> _Your instructions_:
Extract the data starting with the line containing "Segment this screenshot: for" and going on through the line containing "participant-tile[interactable]: yxiaos: [679, 424, 877, 535]", reproducing each line exactly as it appears, with any pictures left out.

** Begin Records to use **

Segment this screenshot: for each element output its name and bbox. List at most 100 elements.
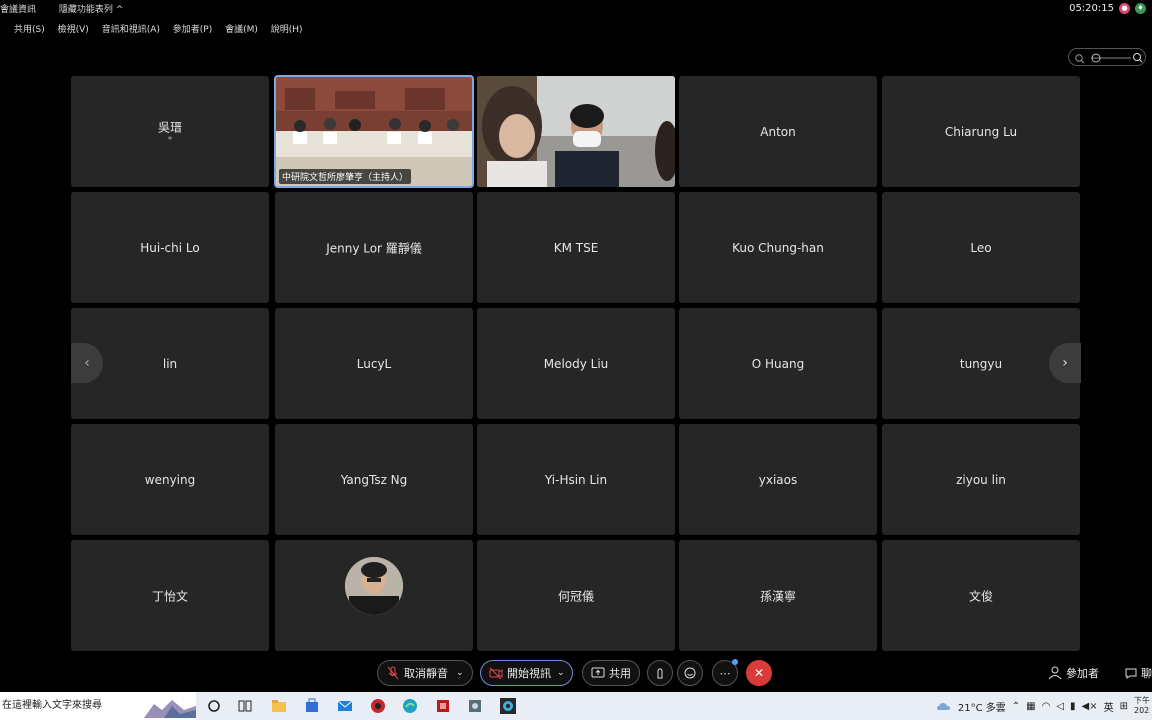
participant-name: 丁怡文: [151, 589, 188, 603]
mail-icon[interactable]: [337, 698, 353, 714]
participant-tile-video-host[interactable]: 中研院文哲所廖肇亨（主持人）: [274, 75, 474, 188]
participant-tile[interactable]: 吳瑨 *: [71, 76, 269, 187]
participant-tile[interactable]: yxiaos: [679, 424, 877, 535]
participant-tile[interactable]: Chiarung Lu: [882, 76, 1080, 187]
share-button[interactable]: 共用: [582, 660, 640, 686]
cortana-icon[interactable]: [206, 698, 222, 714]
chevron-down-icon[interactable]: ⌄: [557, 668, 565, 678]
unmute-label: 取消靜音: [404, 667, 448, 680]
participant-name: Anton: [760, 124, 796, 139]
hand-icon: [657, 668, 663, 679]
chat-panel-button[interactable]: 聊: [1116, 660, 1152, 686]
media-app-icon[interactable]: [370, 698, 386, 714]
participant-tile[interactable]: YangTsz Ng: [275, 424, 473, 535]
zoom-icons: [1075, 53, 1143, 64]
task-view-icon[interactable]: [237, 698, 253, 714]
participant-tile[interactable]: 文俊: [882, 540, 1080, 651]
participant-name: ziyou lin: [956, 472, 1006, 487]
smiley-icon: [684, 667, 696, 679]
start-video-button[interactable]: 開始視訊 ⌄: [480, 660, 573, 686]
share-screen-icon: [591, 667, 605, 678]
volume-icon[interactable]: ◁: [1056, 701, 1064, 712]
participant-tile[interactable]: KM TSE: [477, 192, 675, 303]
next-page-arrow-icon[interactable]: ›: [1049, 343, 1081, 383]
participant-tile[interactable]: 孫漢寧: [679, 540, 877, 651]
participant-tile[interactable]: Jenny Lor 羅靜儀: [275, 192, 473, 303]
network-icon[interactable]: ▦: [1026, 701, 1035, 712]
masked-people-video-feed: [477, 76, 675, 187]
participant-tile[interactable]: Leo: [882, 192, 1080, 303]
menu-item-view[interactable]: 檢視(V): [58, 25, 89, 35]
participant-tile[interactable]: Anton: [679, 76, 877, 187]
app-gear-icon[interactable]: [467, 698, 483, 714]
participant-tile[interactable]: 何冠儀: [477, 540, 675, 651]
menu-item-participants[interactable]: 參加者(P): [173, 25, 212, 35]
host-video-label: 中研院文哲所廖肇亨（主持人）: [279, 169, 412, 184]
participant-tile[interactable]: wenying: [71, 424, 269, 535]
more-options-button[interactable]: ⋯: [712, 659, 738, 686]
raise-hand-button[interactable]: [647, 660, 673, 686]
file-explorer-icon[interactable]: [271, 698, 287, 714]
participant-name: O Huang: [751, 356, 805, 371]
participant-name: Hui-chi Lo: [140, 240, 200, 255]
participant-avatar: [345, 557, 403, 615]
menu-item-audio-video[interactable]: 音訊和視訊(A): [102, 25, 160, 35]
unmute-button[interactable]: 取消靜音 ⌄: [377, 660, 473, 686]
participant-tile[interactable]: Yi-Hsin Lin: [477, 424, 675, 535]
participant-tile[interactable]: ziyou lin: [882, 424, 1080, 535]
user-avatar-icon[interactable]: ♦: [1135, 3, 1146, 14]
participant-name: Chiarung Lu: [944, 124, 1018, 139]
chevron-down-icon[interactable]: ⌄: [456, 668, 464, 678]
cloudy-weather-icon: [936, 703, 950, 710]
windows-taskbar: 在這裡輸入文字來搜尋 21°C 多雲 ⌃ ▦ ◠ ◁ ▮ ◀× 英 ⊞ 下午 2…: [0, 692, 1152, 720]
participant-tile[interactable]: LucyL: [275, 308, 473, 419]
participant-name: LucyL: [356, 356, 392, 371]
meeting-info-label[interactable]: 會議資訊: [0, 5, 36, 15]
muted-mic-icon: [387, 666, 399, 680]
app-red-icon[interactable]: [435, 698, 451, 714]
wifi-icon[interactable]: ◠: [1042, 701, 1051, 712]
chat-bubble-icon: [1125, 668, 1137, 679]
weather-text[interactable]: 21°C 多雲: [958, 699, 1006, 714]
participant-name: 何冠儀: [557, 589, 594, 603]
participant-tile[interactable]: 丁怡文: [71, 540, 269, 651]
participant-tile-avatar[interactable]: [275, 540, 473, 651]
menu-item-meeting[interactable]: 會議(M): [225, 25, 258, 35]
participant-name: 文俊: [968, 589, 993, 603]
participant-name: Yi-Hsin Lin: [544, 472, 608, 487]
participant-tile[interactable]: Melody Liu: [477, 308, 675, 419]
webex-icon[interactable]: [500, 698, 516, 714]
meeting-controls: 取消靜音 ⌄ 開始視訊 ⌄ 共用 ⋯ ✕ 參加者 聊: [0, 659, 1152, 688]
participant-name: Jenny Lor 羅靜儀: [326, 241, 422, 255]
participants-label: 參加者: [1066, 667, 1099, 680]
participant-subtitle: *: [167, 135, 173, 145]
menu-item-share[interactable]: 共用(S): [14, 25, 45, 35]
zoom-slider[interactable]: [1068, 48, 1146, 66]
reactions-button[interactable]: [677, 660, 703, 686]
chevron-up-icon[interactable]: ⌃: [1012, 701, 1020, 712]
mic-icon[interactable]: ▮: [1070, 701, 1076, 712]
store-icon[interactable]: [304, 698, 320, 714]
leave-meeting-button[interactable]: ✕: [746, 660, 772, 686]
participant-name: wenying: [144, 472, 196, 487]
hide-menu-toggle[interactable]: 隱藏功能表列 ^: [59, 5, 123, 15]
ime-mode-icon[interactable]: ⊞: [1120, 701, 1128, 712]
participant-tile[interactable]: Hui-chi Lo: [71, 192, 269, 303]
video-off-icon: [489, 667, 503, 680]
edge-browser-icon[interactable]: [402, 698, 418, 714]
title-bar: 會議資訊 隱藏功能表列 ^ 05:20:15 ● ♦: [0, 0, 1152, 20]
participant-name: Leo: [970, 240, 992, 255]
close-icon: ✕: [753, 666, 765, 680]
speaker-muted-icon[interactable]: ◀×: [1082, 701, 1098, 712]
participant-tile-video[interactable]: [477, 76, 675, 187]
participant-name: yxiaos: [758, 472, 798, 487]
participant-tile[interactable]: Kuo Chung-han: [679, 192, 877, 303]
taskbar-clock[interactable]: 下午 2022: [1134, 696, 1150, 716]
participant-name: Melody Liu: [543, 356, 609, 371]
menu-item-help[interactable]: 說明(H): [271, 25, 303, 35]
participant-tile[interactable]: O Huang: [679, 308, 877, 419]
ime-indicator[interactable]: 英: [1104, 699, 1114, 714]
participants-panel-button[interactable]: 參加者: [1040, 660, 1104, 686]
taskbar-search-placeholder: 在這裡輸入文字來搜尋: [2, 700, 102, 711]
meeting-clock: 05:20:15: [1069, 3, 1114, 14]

** End Records to use **
** Begin Records to use **

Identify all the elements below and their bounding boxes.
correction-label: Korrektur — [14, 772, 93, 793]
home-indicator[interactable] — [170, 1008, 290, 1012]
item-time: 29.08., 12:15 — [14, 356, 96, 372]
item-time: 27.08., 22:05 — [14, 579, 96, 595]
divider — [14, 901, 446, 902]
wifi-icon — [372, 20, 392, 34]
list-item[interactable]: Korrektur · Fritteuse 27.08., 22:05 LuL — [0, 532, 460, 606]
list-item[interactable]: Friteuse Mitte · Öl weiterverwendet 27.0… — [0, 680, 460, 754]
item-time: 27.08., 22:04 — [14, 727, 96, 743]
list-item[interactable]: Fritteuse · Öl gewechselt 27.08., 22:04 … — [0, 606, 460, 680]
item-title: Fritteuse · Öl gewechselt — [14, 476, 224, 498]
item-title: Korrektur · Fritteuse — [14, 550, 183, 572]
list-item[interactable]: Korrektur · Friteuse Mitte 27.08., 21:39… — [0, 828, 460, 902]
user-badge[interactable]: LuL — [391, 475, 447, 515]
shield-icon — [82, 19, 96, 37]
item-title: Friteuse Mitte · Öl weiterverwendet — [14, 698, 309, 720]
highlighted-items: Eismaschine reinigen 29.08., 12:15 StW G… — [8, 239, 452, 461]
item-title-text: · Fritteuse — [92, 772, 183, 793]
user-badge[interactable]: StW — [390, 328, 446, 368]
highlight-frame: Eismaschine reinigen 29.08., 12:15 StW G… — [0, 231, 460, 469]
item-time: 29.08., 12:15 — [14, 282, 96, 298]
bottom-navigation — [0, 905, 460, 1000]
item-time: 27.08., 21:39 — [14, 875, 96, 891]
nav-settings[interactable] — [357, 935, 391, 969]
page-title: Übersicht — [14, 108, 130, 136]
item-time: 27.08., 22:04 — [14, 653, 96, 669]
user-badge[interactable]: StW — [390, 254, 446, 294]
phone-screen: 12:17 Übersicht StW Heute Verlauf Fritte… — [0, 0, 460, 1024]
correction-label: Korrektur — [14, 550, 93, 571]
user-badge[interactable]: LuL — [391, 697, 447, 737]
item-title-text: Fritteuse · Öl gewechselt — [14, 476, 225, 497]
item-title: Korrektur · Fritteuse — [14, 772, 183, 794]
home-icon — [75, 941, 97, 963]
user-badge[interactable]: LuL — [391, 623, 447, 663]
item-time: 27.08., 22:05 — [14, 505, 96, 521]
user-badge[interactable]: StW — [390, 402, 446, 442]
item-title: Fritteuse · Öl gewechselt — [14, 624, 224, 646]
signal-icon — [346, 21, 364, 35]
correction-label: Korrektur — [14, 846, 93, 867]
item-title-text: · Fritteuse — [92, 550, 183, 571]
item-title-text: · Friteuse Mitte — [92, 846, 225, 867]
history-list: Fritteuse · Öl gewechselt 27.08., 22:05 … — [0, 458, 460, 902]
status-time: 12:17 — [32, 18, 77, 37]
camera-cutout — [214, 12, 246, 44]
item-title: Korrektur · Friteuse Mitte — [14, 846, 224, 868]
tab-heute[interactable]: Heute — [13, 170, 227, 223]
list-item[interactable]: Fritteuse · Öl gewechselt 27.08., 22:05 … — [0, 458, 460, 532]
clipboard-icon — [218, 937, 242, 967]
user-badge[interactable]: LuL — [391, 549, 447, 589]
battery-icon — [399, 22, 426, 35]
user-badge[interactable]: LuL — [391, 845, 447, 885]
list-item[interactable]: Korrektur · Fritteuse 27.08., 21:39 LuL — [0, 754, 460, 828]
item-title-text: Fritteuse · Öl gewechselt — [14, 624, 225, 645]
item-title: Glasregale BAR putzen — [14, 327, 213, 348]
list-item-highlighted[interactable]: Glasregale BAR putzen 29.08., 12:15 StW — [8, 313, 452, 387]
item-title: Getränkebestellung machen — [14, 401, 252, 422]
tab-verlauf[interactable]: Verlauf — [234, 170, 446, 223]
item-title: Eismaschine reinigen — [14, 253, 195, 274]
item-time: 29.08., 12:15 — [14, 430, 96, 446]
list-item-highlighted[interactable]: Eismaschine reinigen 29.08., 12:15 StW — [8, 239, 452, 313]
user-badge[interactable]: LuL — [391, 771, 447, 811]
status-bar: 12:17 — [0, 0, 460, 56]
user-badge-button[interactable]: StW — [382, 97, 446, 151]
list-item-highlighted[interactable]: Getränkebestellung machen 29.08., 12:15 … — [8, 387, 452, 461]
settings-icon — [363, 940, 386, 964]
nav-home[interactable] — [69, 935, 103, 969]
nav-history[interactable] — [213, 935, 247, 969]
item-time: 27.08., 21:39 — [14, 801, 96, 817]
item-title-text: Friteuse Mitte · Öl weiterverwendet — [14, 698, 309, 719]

** End Records to use **
** Begin Records to use **

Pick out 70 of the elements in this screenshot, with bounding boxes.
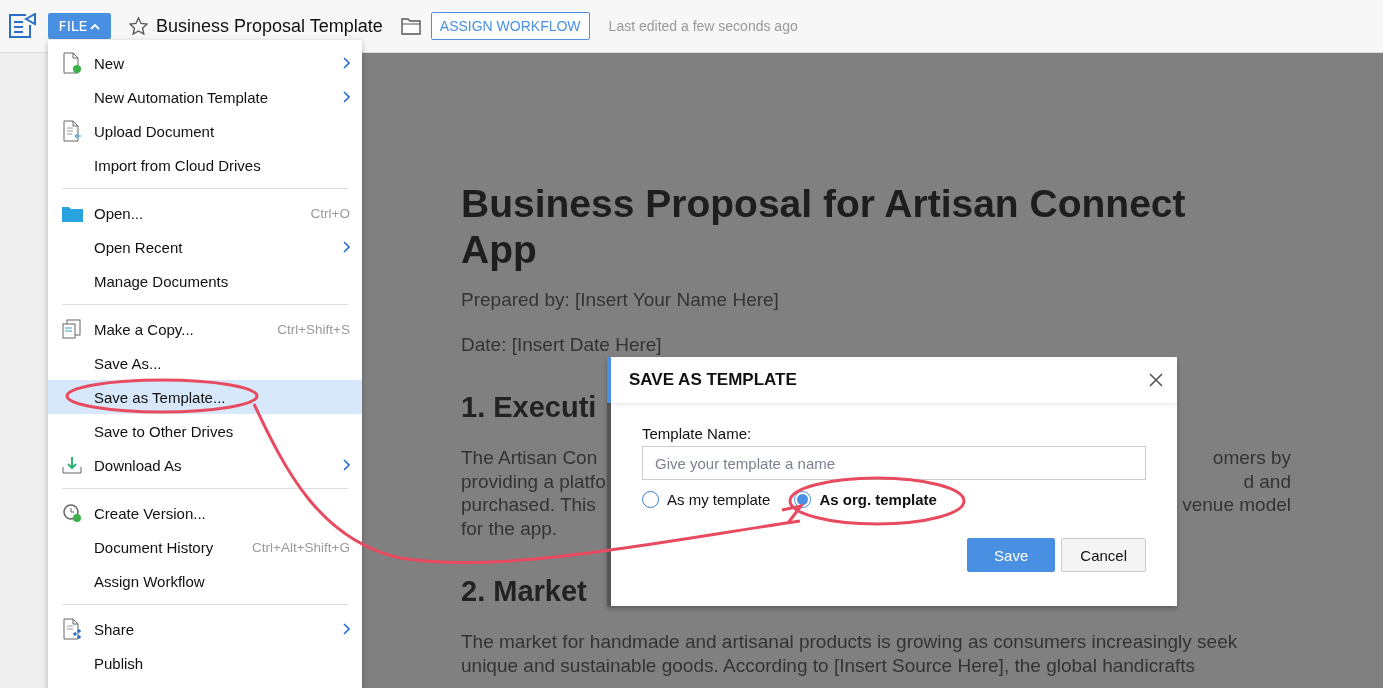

** End Records to use **

> _Solution_:
Segment this screenshot: for each element output its name and bbox. List at most 100 elements.
participant-name: 丁怡文: [151, 589, 188, 603]
mail-icon[interactable]: [337, 698, 353, 714]
participant-tile-video-host[interactable]: 中研院文哲所廖肇亨（主持人）: [274, 75, 474, 188]
participant-tile[interactable]: 吳瑨 *: [71, 76, 269, 187]
participant-tile[interactable]: yxiaos: [679, 424, 877, 535]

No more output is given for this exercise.